Exercise instructions: Only the pictures are omitted; repeat all other data exactly.
--- begin Recorded information ---
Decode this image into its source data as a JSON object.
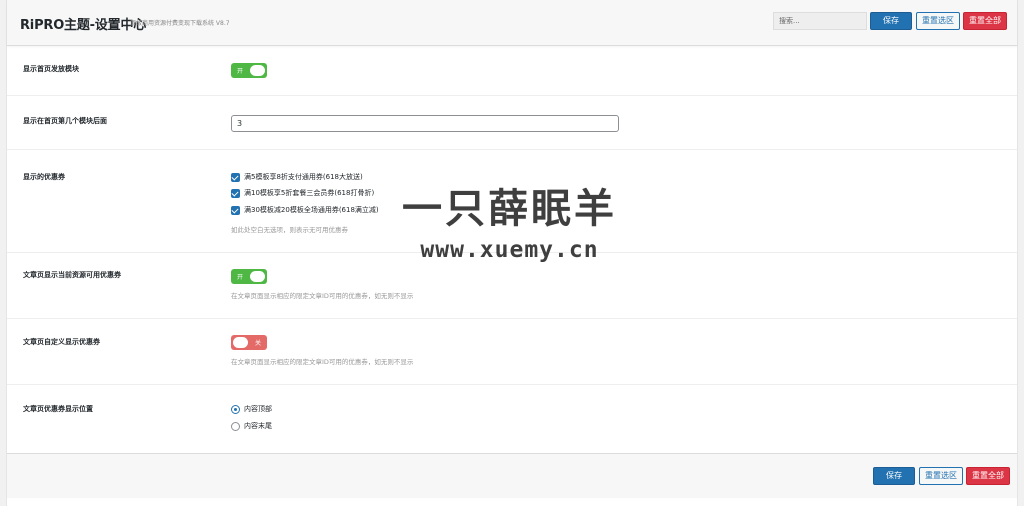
{
  "header": {
    "title": "RiPRO主题-设置中心",
    "subtitle": "顶级商用资源付费变现下载系统 V8.7",
    "search_placeholder": "搜索...",
    "save_label": "保存",
    "reset_section_label": "重置选区",
    "reset_all_label": "重置全部"
  },
  "settings": {
    "show_home_coupon_module": {
      "label": "显示首页发放模块",
      "state": "开",
      "enabled": true
    },
    "home_module_position": {
      "label": "显示在首页第几个模块后面",
      "value": "3"
    },
    "coupons": {
      "label": "显示的优惠券",
      "options": [
        {
          "label": "满5模板享8折支付通用券(618大放送)",
          "checked": true
        },
        {
          "label": "满10模板享5折套餐三会员券(618打骨折)",
          "checked": true
        },
        {
          "label": "满30模板减20模板全场通用券(618满立减)",
          "checked": true
        }
      ],
      "description": "如此处空白无选项，则表示无可用优惠券"
    },
    "post_show_current_coupons": {
      "label": "文章页显示当前资源可用优惠券",
      "state": "开",
      "enabled": true,
      "description": "在文章页面显示相应的限定文章ID可用的优惠券，如无则不显示"
    },
    "post_custom_coupons": {
      "label": "文章页自定义显示优惠券",
      "state": "关",
      "enabled": false,
      "description": "在文章页面显示相应的限定文章ID可用的优惠券，如无则不显示"
    },
    "post_coupon_position": {
      "label": "文章页优惠券显示位置",
      "options": [
        {
          "label": "内容顶部",
          "selected": true
        },
        {
          "label": "内容末尾",
          "selected": false
        }
      ]
    }
  },
  "footer": {
    "save_label": "保存",
    "reset_section_label": "重置选区",
    "reset_all_label": "重置全部"
  },
  "watermark": {
    "title": "一只薛眠羊",
    "url": "www.xuemy.cn"
  },
  "colors": {
    "primary": "#2271b1",
    "danger": "#dc3545",
    "switch_on": "#4fb845",
    "switch_off": "#e36a66"
  }
}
--- end Recorded information ---
Response to this exercise:
Decode this image into its source data as a JSON object.
{
  "header": {
    "title": "RiPRO主题-设置中心",
    "subtitle": "顶级商用资源付费变现下载系统 V8.7",
    "search_placeholder": "搜索...",
    "save_label": "保存",
    "reset_section_label": "重置选区",
    "reset_all_label": "重置全部"
  },
  "settings": {
    "show_home_coupon_module": {
      "label": "显示首页发放模块",
      "state": "开",
      "enabled": true
    },
    "home_module_position": {
      "label": "显示在首页第几个模块后面",
      "value": "3"
    },
    "coupons": {
      "label": "显示的优惠券",
      "options": [
        {
          "label": "满5模板享8折支付通用券(618大放送)",
          "checked": true
        },
        {
          "label": "满10模板享5折套餐三会员券(618打骨折)",
          "checked": true
        },
        {
          "label": "满30模板减20模板全场通用券(618满立减)",
          "checked": true
        }
      ],
      "description": "如此处空白无选项，则表示无可用优惠券"
    },
    "post_show_current_coupons": {
      "label": "文章页显示当前资源可用优惠券",
      "state": "开",
      "enabled": true,
      "description": "在文章页面显示相应的限定文章ID可用的优惠券，如无则不显示"
    },
    "post_custom_coupons": {
      "label": "文章页自定义显示优惠券",
      "state": "关",
      "enabled": false,
      "description": "在文章页面显示相应的限定文章ID可用的优惠券，如无则不显示"
    },
    "post_coupon_position": {
      "label": "文章页优惠券显示位置",
      "options": [
        {
          "label": "内容顶部",
          "selected": true
        },
        {
          "label": "内容末尾",
          "selected": false
        }
      ]
    }
  },
  "footer": {
    "save_label": "保存",
    "reset_section_label": "重置选区",
    "reset_all_label": "重置全部"
  },
  "watermark": {
    "title": "一只薛眠羊",
    "url": "www.xuemy.cn"
  },
  "colors": {
    "primary": "#2271b1",
    "danger": "#dc3545",
    "switch_on": "#4fb845",
    "switch_off": "#e36a66"
  }
}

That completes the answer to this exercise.